>> Start

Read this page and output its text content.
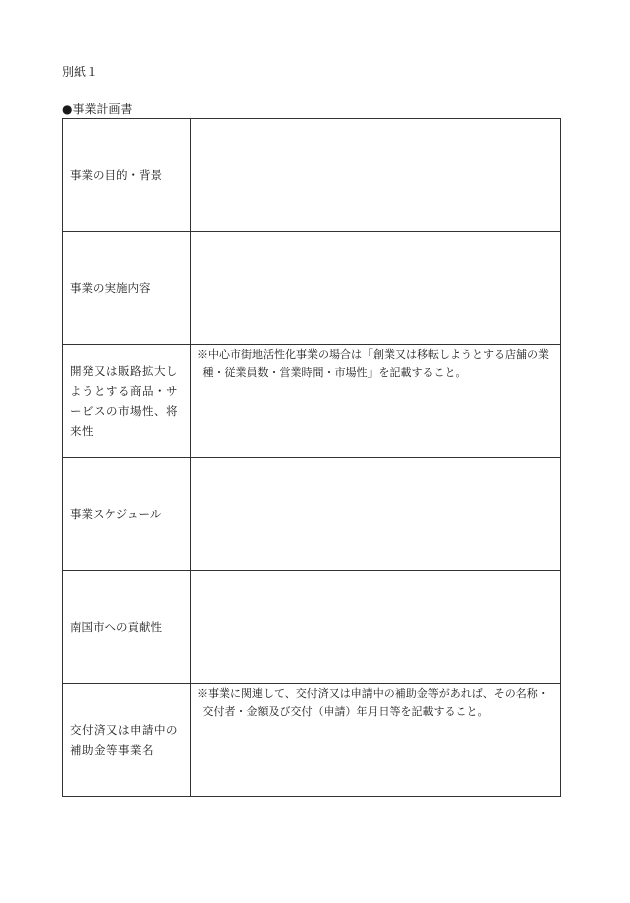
別紙１
●事業計画書
事業の目的・背景	
事業の実施内容	
開発又は販路拡大しようとする商品・サービスの市場性、将来性	※中心市街地活性化事業の場合は「創業又は移転しようとする店舗の業種・従業員数・営業時間・市場性」を記載すること。

事業スケジュール	
南国市への貢献性	
交付済又は申請中の補助金等事業名	※事業に関連して、交付済又は申請中の補助金等があれば、その名称・交付者・金額及び交付（申請）年月日等を記載すること。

>> End

▶ _EXERCISE BRIEF_
Copy every entry exactly as written. Pictures are excluded.

▶ _EXERCISE RESPONSE_
Read this page and output its text content.
別紙１
●事業計画書
事業の目的・背景	
事業の実施内容	
開発又は販路拡大しようとする商品・サービスの市場性、将来性	※中心市街地活性化事業の場合は「創業又は移転しようとする店舗の業種・従業員数・営業時間・市場性」を記載すること。

事業スケジュール	
南国市への貢献性	
交付済又は申請中の補助金等事業名	※事業に関連して、交付済又は申請中の補助金等があれば、その名称・交付者・金額及び交付（申請）年月日等を記載すること。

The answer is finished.